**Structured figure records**
◇ ◇ ◇ ◇ ◇ ◇ ◇

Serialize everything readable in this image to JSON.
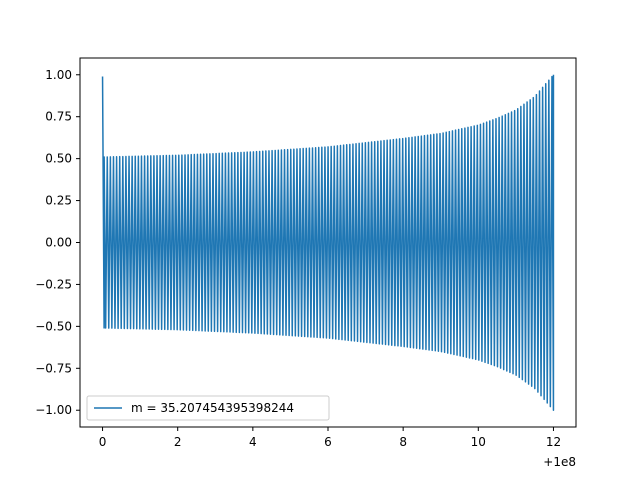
{
  "chart_data": {
    "type": "line",
    "title": "",
    "xlabel": "",
    "ylabel": "",
    "xlim": [
      -0.6,
      12.6
    ],
    "ylim": [
      -1.1,
      1.1
    ],
    "x_offset_label": "+1e8",
    "x_ticks": [
      0,
      2,
      4,
      6,
      8,
      10,
      12
    ],
    "x_tick_labels": [
      "0",
      "2",
      "4",
      "6",
      "8",
      "10",
      "12"
    ],
    "y_ticks": [
      -1.0,
      -0.75,
      -0.5,
      -0.25,
      0.0,
      0.25,
      0.5,
      0.75,
      1.0
    ],
    "y_tick_labels": [
      "−1.00",
      "−0.75",
      "−0.50",
      "−0.25",
      "0.00",
      "0.25",
      "0.50",
      "0.75",
      "1.00"
    ],
    "grid": false,
    "legend_position": "lower-left",
    "series": [
      {
        "name": "m = 35.207454395398244",
        "color": "#1f77b4",
        "x_range": [
          0,
          12
        ],
        "cycles": 145,
        "initial_peak": 0.99,
        "envelope_x": [
          0.1,
          2,
          4,
          6,
          8,
          9,
          10,
          10.5,
          11,
          11.5,
          12
        ],
        "envelope_amplitude": [
          0.51,
          0.52,
          0.54,
          0.57,
          0.62,
          0.65,
          0.7,
          0.74,
          0.79,
          0.87,
          1.0
        ]
      }
    ]
  }
}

◇ ◇ ◇ ◇ ◇ ◇ ◇

**Problem to work on**
Copy the data character for character, but drop all pictures from the copy.

**Written answer**
Serialize everything readable in this image to JSON.
{
  "chart_data": {
    "type": "line",
    "title": "",
    "xlabel": "",
    "ylabel": "",
    "xlim": [
      -0.6,
      12.6
    ],
    "ylim": [
      -1.1,
      1.1
    ],
    "x_offset_label": "+1e8",
    "x_ticks": [
      0,
      2,
      4,
      6,
      8,
      10,
      12
    ],
    "x_tick_labels": [
      "0",
      "2",
      "4",
      "6",
      "8",
      "10",
      "12"
    ],
    "y_ticks": [
      -1.0,
      -0.75,
      -0.5,
      -0.25,
      0.0,
      0.25,
      0.5,
      0.75,
      1.0
    ],
    "y_tick_labels": [
      "−1.00",
      "−0.75",
      "−0.50",
      "−0.25",
      "0.00",
      "0.25",
      "0.50",
      "0.75",
      "1.00"
    ],
    "grid": false,
    "legend_position": "lower-left",
    "series": [
      {
        "name": "m = 35.207454395398244",
        "color": "#1f77b4",
        "x_range": [
          0,
          12
        ],
        "cycles": 145,
        "initial_peak": 0.99,
        "envelope_x": [
          0.1,
          2,
          4,
          6,
          8,
          9,
          10,
          10.5,
          11,
          11.5,
          12
        ],
        "envelope_amplitude": [
          0.51,
          0.52,
          0.54,
          0.57,
          0.62,
          0.65,
          0.7,
          0.74,
          0.79,
          0.87,
          1.0
        ]
      }
    ]
  }
}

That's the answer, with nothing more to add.